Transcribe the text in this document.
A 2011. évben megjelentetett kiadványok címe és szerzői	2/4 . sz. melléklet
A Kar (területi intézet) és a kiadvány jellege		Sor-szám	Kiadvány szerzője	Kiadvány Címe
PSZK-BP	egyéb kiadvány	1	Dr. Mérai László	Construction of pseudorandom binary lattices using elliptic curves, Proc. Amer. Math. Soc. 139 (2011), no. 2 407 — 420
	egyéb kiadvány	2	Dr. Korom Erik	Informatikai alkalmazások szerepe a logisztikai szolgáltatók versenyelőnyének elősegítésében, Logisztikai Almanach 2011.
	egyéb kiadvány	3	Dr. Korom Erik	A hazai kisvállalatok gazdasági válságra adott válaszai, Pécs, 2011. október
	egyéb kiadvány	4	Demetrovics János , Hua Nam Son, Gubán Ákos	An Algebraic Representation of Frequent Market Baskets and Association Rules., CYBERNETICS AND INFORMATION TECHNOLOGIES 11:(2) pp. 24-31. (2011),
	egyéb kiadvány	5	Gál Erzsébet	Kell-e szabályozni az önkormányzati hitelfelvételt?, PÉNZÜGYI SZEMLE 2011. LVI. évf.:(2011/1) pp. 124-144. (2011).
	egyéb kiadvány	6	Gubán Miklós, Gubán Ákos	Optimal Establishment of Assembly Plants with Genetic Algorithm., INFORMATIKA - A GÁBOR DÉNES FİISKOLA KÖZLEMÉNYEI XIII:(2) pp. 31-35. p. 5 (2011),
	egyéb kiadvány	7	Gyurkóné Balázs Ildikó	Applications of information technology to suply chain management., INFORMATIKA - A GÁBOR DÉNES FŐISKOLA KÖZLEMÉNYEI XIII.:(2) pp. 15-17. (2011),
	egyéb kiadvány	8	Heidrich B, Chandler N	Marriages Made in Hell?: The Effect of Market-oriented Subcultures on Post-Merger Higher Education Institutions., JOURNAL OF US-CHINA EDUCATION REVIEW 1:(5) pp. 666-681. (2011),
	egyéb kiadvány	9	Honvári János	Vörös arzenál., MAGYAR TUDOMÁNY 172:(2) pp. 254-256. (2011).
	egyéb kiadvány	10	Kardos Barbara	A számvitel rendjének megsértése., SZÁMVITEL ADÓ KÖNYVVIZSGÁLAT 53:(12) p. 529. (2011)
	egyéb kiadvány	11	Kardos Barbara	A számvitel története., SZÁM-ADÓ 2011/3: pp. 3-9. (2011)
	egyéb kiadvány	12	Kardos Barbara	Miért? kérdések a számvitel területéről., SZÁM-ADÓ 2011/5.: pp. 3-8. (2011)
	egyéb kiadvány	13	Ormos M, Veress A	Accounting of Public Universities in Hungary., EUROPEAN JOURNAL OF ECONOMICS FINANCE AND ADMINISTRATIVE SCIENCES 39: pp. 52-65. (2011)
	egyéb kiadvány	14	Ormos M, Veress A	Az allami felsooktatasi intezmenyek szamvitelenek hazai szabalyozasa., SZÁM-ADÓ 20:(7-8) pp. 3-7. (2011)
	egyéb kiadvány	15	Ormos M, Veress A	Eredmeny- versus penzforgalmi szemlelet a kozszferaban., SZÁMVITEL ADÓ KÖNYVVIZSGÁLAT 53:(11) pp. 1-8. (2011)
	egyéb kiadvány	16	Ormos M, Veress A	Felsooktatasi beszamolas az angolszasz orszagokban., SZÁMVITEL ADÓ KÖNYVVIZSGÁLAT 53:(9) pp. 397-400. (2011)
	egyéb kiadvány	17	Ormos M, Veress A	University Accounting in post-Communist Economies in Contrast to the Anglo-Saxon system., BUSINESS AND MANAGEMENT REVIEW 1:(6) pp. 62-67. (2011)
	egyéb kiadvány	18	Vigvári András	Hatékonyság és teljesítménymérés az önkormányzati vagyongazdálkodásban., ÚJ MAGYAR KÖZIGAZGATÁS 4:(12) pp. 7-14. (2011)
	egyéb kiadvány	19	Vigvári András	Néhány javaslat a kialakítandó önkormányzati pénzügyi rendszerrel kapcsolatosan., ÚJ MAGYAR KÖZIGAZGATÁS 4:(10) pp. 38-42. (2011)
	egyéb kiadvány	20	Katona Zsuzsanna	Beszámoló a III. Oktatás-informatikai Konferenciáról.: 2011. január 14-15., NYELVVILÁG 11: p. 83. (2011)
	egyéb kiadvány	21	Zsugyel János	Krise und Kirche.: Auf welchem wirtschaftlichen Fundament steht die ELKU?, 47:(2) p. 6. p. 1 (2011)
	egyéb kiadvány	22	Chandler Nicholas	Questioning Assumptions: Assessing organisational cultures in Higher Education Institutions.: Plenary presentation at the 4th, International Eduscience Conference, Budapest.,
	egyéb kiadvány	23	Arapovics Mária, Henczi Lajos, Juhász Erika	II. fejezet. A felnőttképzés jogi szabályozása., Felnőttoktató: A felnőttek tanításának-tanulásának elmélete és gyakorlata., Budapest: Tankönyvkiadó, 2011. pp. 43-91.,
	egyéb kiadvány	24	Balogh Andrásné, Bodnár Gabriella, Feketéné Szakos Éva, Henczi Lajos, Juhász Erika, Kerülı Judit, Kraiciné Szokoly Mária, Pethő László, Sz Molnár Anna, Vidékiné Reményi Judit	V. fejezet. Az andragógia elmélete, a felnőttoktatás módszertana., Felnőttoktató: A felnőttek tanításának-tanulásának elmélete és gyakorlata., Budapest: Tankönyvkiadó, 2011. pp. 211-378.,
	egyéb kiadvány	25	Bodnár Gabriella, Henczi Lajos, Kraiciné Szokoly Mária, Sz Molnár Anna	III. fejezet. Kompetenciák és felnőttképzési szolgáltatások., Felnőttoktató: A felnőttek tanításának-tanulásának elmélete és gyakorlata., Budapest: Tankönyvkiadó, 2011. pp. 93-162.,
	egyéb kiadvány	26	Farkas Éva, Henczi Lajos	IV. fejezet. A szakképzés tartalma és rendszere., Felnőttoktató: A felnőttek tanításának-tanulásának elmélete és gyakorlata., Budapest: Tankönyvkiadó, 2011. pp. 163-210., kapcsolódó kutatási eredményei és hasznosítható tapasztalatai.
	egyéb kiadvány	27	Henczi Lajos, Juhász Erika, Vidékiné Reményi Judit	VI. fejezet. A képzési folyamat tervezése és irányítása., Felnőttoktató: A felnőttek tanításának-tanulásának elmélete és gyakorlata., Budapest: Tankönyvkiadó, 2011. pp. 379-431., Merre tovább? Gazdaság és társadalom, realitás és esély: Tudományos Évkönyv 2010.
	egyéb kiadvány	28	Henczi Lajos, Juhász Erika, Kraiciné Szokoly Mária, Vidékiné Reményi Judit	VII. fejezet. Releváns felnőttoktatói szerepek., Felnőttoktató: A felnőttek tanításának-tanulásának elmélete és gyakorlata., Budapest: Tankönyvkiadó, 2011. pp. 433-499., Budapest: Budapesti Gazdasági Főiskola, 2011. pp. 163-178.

+-------+

**WRITTEN TASK**
Give the listing above again, word for word.

**RESPONSE TO THIS EXERCISE**
Transcribe the text in this document.
A 2011. évben megjelentetett kiadványok címe és szerzői	2/4 . sz. melléklet
A Kar (területi intézet) és a kiadvány jellege		Sor-szám	Kiadvány szerzője	Kiadvány Címe
PSZK-BP	egyéb kiadvány	1	Dr. Mérai László	Construction of pseudorandom binary lattices using elliptic curves, Proc. Amer. Math. Soc. 139 (2011), no. 2 407 — 420
	egyéb kiadvány	2	Dr. Korom Erik	Informatikai alkalmazások szerepe a logisztikai szolgáltatók versenyelőnyének elősegítésében, Logisztikai Almanach 2011.
	egyéb kiadvány	3	Dr. Korom Erik	A hazai kisvállalatok gazdasági válságra adott válaszai, Pécs, 2011. október
	egyéb kiadvány	4	Demetrovics János , Hua Nam Son, Gubán Ákos	An Algebraic Representation of Frequent Market Baskets and Association Rules., CYBERNETICS AND INFORMATION TECHNOLOGIES 11:(2) pp. 24-31. (2011),
	egyéb kiadvány	5	Gál Erzsébet	Kell-e szabályozni az önkormányzati hitelfelvételt?, PÉNZÜGYI SZEMLE 2011. LVI. évf.:(2011/1) pp. 124-144. (2011).
	egyéb kiadvány	6	Gubán Miklós, Gubán Ákos	Optimal Establishment of Assembly Plants with Genetic Algorithm., INFORMATIKA - A GÁBOR DÉNES FİISKOLA KÖZLEMÉNYEI XIII:(2) pp. 31-35. p. 5 (2011),
	egyéb kiadvány	7	Gyurkóné Balázs Ildikó	Applications of information technology to suply chain management., INFORMATIKA - A GÁBOR DÉNES FŐISKOLA KÖZLEMÉNYEI XIII.:(2) pp. 15-17. (2011),
	egyéb kiadvány	8	Heidrich B, Chandler N	Marriages Made in Hell?: The Effect of Market-oriented Subcultures on Post-Merger Higher Education Institutions., JOURNAL OF US-CHINA EDUCATION REVIEW 1:(5) pp. 666-681. (2011),
	egyéb kiadvány	9	Honvári János	Vörös arzenál., MAGYAR TUDOMÁNY 172:(2) pp. 254-256. (2011).
	egyéb kiadvány	10	Kardos Barbara	A számvitel rendjének megsértése., SZÁMVITEL ADÓ KÖNYVVIZSGÁLAT 53:(12) p. 529. (2011)
	egyéb kiadvány	11	Kardos Barbara	A számvitel története., SZÁM-ADÓ 2011/3: pp. 3-9. (2011)
	egyéb kiadvány	12	Kardos Barbara	Miért? kérdések a számvitel területéről., SZÁM-ADÓ 2011/5.: pp. 3-8. (2011)
	egyéb kiadvány	13	Ormos M, Veress A	Accounting of Public Universities in Hungary., EUROPEAN JOURNAL OF ECONOMICS FINANCE AND ADMINISTRATIVE SCIENCES 39: pp. 52-65. (2011)
	egyéb kiadvány	14	Ormos M, Veress A	Az allami felsooktatasi intezmenyek szamvitelenek hazai szabalyozasa., SZÁM-ADÓ 20:(7-8) pp. 3-7. (2011)
	egyéb kiadvány	15	Ormos M, Veress A	Eredmeny- versus penzforgalmi szemlelet a kozszferaban., SZÁMVITEL ADÓ KÖNYVVIZSGÁLAT 53:(11) pp. 1-8. (2011)
	egyéb kiadvány	16	Ormos M, Veress A	Felsooktatasi beszamolas az angolszasz orszagokban., SZÁMVITEL ADÓ KÖNYVVIZSGÁLAT 53:(9) pp. 397-400. (2011)
	egyéb kiadvány	17	Ormos M, Veress A	University Accounting in post-Communist Economies in Contrast to the Anglo-Saxon system., BUSINESS AND MANAGEMENT REVIEW 1:(6) pp. 62-67. (2011)
	egyéb kiadvány	18	Vigvári András	Hatékonyság és teljesítménymérés az önkormányzati vagyongazdálkodásban., ÚJ MAGYAR KÖZIGAZGATÁS 4:(12) pp. 7-14. (2011)
	egyéb kiadvány	19	Vigvári András	Néhány javaslat a kialakítandó önkormányzati pénzügyi rendszerrel kapcsolatosan., ÚJ MAGYAR KÖZIGAZGATÁS 4:(10) pp. 38-42. (2011)
	egyéb kiadvány	20	Katona Zsuzsanna	Beszámoló a III. Oktatás-informatikai Konferenciáról.: 2011. január 14-15., NYELVVILÁG 11: p. 83. (2011)
	egyéb kiadvány	21	Zsugyel János	Krise und Kirche.: Auf welchem wirtschaftlichen Fundament steht die ELKU?, 47:(2) p. 6. p. 1 (2011)
	egyéb kiadvány	22	Chandler Nicholas	Questioning Assumptions: Assessing organisational cultures in Higher Education Institutions.: Plenary presentation at the 4th, International Eduscience Conference, Budapest.,
	egyéb kiadvány	23	Arapovics Mária, Henczi Lajos, Juhász Erika	II. fejezet. A felnőttképzés jogi szabályozása., Felnőttoktató: A felnőttek tanításának-tanulásának elmélete és gyakorlata., Budapest: Tankönyvkiadó, 2011. pp. 43-91.,
	egyéb kiadvány	24	Balogh Andrásné, Bodnár Gabriella, Feketéné Szakos Éva, Henczi Lajos, Juhász Erika, Kerülı Judit, Kraiciné Szokoly Mária, Pethő László, Sz Molnár Anna, Vidékiné Reményi Judit	V. fejezet. Az andragógia elmélete, a felnőttoktatás módszertana., Felnőttoktató: A felnőttek tanításának-tanulásának elmélete és gyakorlata., Budapest: Tankönyvkiadó, 2011. pp. 211-378.,
	egyéb kiadvány	25	Bodnár Gabriella, Henczi Lajos, Kraiciné Szokoly Mária, Sz Molnár Anna	III. fejezet. Kompetenciák és felnőttképzési szolgáltatások., Felnőttoktató: A felnőttek tanításának-tanulásának elmélete és gyakorlata., Budapest: Tankönyvkiadó, 2011. pp. 93-162.,
	egyéb kiadvány	26	Farkas Éva, Henczi Lajos	IV. fejezet. A szakképzés tartalma és rendszere., Felnőttoktató: A felnőttek tanításának-tanulásának elmélete és gyakorlata., Budapest: Tankönyvkiadó, 2011. pp. 163-210., kapcsolódó kutatási eredményei és hasznosítható tapasztalatai.
	egyéb kiadvány	27	Henczi Lajos, Juhász Erika, Vidékiné Reményi Judit	VI. fejezet. A képzési folyamat tervezése és irányítása., Felnőttoktató: A felnőttek tanításának-tanulásának elmélete és gyakorlata., Budapest: Tankönyvkiadó, 2011. pp. 379-431., Merre tovább? Gazdaság és társadalom, realitás és esély: Tudományos Évkönyv 2010.
	egyéb kiadvány	28	Henczi Lajos, Juhász Erika, Kraiciné Szokoly Mária, Vidékiné Reményi Judit	VII. fejezet. Releváns felnőttoktatói szerepek., Felnőttoktató: A felnőttek tanításának-tanulásának elmélete és gyakorlata., Budapest: Tankönyvkiadó, 2011. pp. 433-499., Budapest: Budapesti Gazdasági Főiskola, 2011. pp. 163-178.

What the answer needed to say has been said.